• [WHAT YOU WILL DO]: Take all the material and copy it exactly.

Records from a dataset:
>> begin

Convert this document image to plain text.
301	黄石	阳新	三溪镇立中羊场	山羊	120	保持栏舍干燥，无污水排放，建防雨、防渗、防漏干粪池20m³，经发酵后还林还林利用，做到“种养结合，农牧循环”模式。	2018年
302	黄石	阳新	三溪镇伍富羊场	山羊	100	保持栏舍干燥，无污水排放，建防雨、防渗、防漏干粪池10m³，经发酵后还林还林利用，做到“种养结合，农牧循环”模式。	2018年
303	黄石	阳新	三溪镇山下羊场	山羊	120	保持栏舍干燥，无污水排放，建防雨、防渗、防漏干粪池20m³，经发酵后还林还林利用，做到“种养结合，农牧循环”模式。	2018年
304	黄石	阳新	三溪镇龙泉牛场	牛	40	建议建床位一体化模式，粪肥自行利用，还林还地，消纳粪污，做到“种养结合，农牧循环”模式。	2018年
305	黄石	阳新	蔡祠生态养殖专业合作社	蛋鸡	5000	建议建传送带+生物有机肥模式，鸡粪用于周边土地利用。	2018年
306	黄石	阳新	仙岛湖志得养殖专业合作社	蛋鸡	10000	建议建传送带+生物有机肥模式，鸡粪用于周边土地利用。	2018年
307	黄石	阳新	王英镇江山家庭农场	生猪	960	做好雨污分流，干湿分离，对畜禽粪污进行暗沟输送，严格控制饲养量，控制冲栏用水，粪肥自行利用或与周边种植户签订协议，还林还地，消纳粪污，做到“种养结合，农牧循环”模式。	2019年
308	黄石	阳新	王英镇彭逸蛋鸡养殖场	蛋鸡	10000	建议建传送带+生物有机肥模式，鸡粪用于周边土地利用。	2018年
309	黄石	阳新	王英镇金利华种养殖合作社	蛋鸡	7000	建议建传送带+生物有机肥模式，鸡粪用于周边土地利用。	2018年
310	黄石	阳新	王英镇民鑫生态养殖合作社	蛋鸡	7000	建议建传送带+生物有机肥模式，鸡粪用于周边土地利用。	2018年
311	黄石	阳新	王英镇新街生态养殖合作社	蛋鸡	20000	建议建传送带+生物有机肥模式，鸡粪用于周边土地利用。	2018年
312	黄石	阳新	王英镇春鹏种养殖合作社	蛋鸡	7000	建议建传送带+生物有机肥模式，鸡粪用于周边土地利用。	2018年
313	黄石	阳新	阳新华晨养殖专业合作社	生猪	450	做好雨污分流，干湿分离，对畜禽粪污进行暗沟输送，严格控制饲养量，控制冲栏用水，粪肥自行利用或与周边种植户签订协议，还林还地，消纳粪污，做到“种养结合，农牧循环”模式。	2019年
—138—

>> end

• [EXERCISE OUTPUT]:
Convert this document image to plain text.
301	黄石	阳新	三溪镇立中羊场	山羊	120	保持栏舍干燥，无污水排放，建防雨、防渗、防漏干粪池20m³，经发酵后还林还林利用，做到“种养结合，农牧循环”模式。	2018年
302	黄石	阳新	三溪镇伍富羊场	山羊	100	保持栏舍干燥，无污水排放，建防雨、防渗、防漏干粪池10m³，经发酵后还林还林利用，做到“种养结合，农牧循环”模式。	2018年
303	黄石	阳新	三溪镇山下羊场	山羊	120	保持栏舍干燥，无污水排放，建防雨、防渗、防漏干粪池20m³，经发酵后还林还林利用，做到“种养结合，农牧循环”模式。	2018年
304	黄石	阳新	三溪镇龙泉牛场	牛	40	建议建床位一体化模式，粪肥自行利用，还林还地，消纳粪污，做到“种养结合，农牧循环”模式。	2018年
305	黄石	阳新	蔡祠生态养殖专业合作社	蛋鸡	5000	建议建传送带+生物有机肥模式，鸡粪用于周边土地利用。	2018年
306	黄石	阳新	仙岛湖志得养殖专业合作社	蛋鸡	10000	建议建传送带+生物有机肥模式，鸡粪用于周边土地利用。	2018年
307	黄石	阳新	王英镇江山家庭农场	生猪	960	做好雨污分流，干湿分离，对畜禽粪污进行暗沟输送，严格控制饲养量，控制冲栏用水，粪肥自行利用或与周边种植户签订协议，还林还地，消纳粪污，做到“种养结合，农牧循环”模式。	2019年
308	黄石	阳新	王英镇彭逸蛋鸡养殖场	蛋鸡	10000	建议建传送带+生物有机肥模式，鸡粪用于周边土地利用。	2018年
309	黄石	阳新	王英镇金利华种养殖合作社	蛋鸡	7000	建议建传送带+生物有机肥模式，鸡粪用于周边土地利用。	2018年
310	黄石	阳新	王英镇民鑫生态养殖合作社	蛋鸡	7000	建议建传送带+生物有机肥模式，鸡粪用于周边土地利用。	2018年
311	黄石	阳新	王英镇新街生态养殖合作社	蛋鸡	20000	建议建传送带+生物有机肥模式，鸡粪用于周边土地利用。	2018年
312	黄石	阳新	王英镇春鹏种养殖合作社	蛋鸡	7000	建议建传送带+生物有机肥模式，鸡粪用于周边土地利用。	2018年
313	黄石	阳新	阳新华晨养殖专业合作社	生猪	450	做好雨污分流，干湿分离，对畜禽粪污进行暗沟输送，严格控制饲养量，控制冲栏用水，粪肥自行利用或与周边种植户签订协议，还林还地，消纳粪污，做到“种养结合，农牧循环”模式。	2019年
—138—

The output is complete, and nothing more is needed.